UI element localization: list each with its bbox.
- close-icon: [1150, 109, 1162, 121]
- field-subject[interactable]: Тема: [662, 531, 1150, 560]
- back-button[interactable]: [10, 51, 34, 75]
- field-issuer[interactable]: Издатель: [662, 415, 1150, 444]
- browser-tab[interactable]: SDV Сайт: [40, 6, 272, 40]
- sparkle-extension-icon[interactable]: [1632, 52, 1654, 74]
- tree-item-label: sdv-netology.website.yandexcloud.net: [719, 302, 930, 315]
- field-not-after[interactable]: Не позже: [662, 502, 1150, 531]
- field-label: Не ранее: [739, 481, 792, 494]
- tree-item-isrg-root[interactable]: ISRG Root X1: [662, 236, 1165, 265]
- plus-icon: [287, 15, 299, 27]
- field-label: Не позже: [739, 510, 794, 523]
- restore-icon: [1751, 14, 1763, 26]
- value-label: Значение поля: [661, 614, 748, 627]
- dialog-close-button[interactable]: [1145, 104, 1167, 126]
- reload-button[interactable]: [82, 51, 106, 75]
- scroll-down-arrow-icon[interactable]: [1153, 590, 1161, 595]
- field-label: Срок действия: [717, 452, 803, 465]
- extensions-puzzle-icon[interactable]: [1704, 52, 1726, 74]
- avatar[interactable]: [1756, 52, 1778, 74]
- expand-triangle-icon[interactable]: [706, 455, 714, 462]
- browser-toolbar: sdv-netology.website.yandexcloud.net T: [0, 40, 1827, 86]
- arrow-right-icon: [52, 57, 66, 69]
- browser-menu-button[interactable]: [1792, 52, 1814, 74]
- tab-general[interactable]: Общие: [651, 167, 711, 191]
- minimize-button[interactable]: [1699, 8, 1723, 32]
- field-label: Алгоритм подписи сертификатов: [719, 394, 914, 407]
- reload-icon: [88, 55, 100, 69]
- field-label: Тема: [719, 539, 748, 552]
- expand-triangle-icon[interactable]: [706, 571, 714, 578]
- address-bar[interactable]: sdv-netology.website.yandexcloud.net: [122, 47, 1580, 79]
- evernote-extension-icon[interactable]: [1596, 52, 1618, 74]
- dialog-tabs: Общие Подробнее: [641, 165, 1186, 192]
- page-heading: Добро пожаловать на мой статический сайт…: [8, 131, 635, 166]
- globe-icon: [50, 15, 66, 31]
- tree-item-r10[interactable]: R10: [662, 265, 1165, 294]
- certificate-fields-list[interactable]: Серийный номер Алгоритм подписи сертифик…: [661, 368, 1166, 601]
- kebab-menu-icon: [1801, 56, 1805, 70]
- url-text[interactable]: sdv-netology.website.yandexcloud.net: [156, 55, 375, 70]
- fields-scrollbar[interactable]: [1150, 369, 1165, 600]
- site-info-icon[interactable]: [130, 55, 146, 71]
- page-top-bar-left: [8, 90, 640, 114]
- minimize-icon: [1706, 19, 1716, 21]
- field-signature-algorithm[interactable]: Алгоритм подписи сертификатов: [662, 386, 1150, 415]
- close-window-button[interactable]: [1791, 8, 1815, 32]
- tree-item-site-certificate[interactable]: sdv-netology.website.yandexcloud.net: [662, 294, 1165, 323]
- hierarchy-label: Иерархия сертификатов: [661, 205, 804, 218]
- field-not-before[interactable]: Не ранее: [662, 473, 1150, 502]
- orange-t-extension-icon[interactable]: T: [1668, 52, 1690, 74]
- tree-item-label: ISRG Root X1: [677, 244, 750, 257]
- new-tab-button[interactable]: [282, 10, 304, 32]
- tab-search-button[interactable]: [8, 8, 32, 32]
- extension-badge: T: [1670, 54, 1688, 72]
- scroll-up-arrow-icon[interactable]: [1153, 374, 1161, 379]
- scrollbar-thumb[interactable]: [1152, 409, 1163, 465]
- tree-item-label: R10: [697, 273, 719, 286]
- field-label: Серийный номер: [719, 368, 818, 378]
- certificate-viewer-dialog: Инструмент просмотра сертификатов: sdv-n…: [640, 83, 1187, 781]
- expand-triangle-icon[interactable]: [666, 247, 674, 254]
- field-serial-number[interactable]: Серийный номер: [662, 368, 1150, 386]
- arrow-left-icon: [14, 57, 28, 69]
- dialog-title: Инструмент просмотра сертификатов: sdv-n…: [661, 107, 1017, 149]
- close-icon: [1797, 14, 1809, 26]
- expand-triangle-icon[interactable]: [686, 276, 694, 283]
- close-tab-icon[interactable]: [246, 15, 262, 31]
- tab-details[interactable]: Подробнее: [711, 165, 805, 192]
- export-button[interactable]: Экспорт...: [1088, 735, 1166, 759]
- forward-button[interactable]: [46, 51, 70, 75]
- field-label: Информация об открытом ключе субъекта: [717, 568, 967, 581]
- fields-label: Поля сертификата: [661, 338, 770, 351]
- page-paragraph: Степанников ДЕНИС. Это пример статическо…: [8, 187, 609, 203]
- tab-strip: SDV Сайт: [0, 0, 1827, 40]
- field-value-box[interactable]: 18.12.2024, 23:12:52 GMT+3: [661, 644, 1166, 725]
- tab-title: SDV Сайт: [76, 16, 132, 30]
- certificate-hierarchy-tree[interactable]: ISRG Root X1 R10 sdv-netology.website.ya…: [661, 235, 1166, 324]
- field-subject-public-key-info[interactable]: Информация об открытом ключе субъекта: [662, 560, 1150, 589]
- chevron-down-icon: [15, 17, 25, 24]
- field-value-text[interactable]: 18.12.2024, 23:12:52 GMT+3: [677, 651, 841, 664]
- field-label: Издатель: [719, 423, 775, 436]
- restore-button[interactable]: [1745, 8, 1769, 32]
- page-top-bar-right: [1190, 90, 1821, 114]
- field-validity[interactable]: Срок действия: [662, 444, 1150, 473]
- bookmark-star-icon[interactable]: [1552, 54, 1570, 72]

========================================================================

Challenge ->
Print every line of the records above again, word for word, with nothing changed or left out.

Complete response ->
UI element localization: list each with its bbox.
- close-icon: [1150, 109, 1162, 121]
- field-subject[interactable]: Тема: [662, 531, 1150, 560]
- back-button[interactable]: [10, 51, 34, 75]
- field-issuer[interactable]: Издатель: [662, 415, 1150, 444]
- browser-tab[interactable]: SDV Сайт: [40, 6, 272, 40]
- sparkle-extension-icon[interactable]: [1632, 52, 1654, 74]
- tree-item-label: sdv-netology.website.yandexcloud.net: [719, 302, 930, 315]
- field-not-after[interactable]: Не позже: [662, 502, 1150, 531]
- field-label: Не ранее: [739, 481, 792, 494]
- tree-item-isrg-root[interactable]: ISRG Root X1: [662, 236, 1165, 265]
- plus-icon: [287, 15, 299, 27]
- field-label: Не позже: [739, 510, 794, 523]
- restore-icon: [1751, 14, 1763, 26]
- value-label: Значение поля: [661, 614, 748, 627]
- dialog-close-button[interactable]: [1145, 104, 1167, 126]
- reload-button[interactable]: [82, 51, 106, 75]
- scroll-down-arrow-icon[interactable]: [1153, 590, 1161, 595]
- field-label: Срок действия: [717, 452, 803, 465]
- extensions-puzzle-icon[interactable]: [1704, 52, 1726, 74]
- avatar[interactable]: [1756, 52, 1778, 74]
- expand-triangle-icon[interactable]: [706, 455, 714, 462]
- browser-toolbar: sdv-netology.website.yandexcloud.net T: [0, 40, 1827, 86]
- arrow-right-icon: [52, 57, 66, 69]
- browser-menu-button[interactable]: [1792, 52, 1814, 74]
- tab-general[interactable]: Общие: [651, 167, 711, 191]
- minimize-button[interactable]: [1699, 8, 1723, 32]
- field-label: Алгоритм подписи сертификатов: [719, 394, 914, 407]
- reload-icon: [88, 55, 100, 69]
- field-label: Тема: [719, 539, 748, 552]
- expand-triangle-icon[interactable]: [706, 571, 714, 578]
- address-bar[interactable]: sdv-netology.website.yandexcloud.net: [122, 47, 1580, 79]
- evernote-extension-icon[interactable]: [1596, 52, 1618, 74]
- dialog-tabs: Общие Подробнее: [641, 165, 1186, 192]
- page-heading: Добро пожаловать на мой статический сайт…: [8, 131, 635, 166]
- globe-icon: [50, 15, 66, 31]
- tree-item-r10[interactable]: R10: [662, 265, 1165, 294]
- certificate-fields-list[interactable]: Серийный номер Алгоритм подписи сертифик…: [661, 368, 1166, 601]
- kebab-menu-icon: [1801, 56, 1805, 70]
- url-text[interactable]: sdv-netology.website.yandexcloud.net: [156, 55, 375, 70]
- fields-scrollbar[interactable]: [1150, 369, 1165, 600]
- site-info-icon[interactable]: [130, 55, 146, 71]
- page-top-bar-left: [8, 90, 640, 114]
- minimize-icon: [1706, 19, 1716, 21]
- field-signature-algorithm[interactable]: Алгоритм подписи сертификатов: [662, 386, 1150, 415]
- close-window-button[interactable]: [1791, 8, 1815, 32]
- tree-item-site-certificate[interactable]: sdv-netology.website.yandexcloud.net: [662, 294, 1165, 323]
- hierarchy-label: Иерархия сертификатов: [661, 205, 804, 218]
- field-not-before[interactable]: Не ранее: [662, 473, 1150, 502]
- orange-t-extension-icon[interactable]: T: [1668, 52, 1690, 74]
- tree-item-label: ISRG Root X1: [677, 244, 750, 257]
- new-tab-button[interactable]: [282, 10, 304, 32]
- tab-search-button[interactable]: [8, 8, 32, 32]
- extension-badge: T: [1670, 54, 1688, 72]
- scroll-up-arrow-icon[interactable]: [1153, 374, 1161, 379]
- scrollbar-thumb[interactable]: [1152, 409, 1163, 465]
- tree-item-label: R10: [697, 273, 719, 286]
- field-label: Серийный номер: [719, 368, 818, 378]
- certificate-viewer-dialog: Инструмент просмотра сертификатов: sdv-n…: [640, 83, 1187, 781]
- expand-triangle-icon[interactable]: [666, 247, 674, 254]
- field-serial-number[interactable]: Серийный номер: [662, 368, 1150, 386]
- arrow-left-icon: [14, 57, 28, 69]
- dialog-title: Инструмент просмотра сертификатов: sdv-n…: [661, 107, 1017, 149]
- close-icon: [1797, 14, 1809, 26]
- expand-triangle-icon[interactable]: [686, 276, 694, 283]
- close-tab-icon[interactable]: [246, 15, 262, 31]
- tab-details[interactable]: Подробнее: [711, 165, 805, 192]
- export-button[interactable]: Экспорт...: [1088, 735, 1166, 759]
- forward-button[interactable]: [46, 51, 70, 75]
- field-label: Информация об открытом ключе субъекта: [717, 568, 967, 581]
- fields-label: Поля сертификата: [661, 338, 770, 351]
- page-paragraph: Степанников ДЕНИС. Это пример статическо…: [8, 187, 609, 203]
- tab-strip: SDV Сайт: [0, 0, 1827, 40]
- field-value-box[interactable]: 18.12.2024, 23:12:52 GMT+3: [661, 644, 1166, 725]
- tab-title: SDV Сайт: [76, 16, 132, 30]
- certificate-hierarchy-tree[interactable]: ISRG Root X1 R10 sdv-netology.website.ya…: [661, 235, 1166, 324]
- field-subject-public-key-info[interactable]: Информация об открытом ключе субъекта: [662, 560, 1150, 589]
- chevron-down-icon: [15, 17, 25, 24]
- field-value-text[interactable]: 18.12.2024, 23:12:52 GMT+3: [677, 651, 841, 664]
- field-label: Издатель: [719, 423, 775, 436]
- restore-button[interactable]: [1745, 8, 1769, 32]
- page-top-bar-right: [1190, 90, 1821, 114]
- field-validity[interactable]: Срок действия: [662, 444, 1150, 473]
- bookmark-star-icon[interactable]: [1552, 54, 1570, 72]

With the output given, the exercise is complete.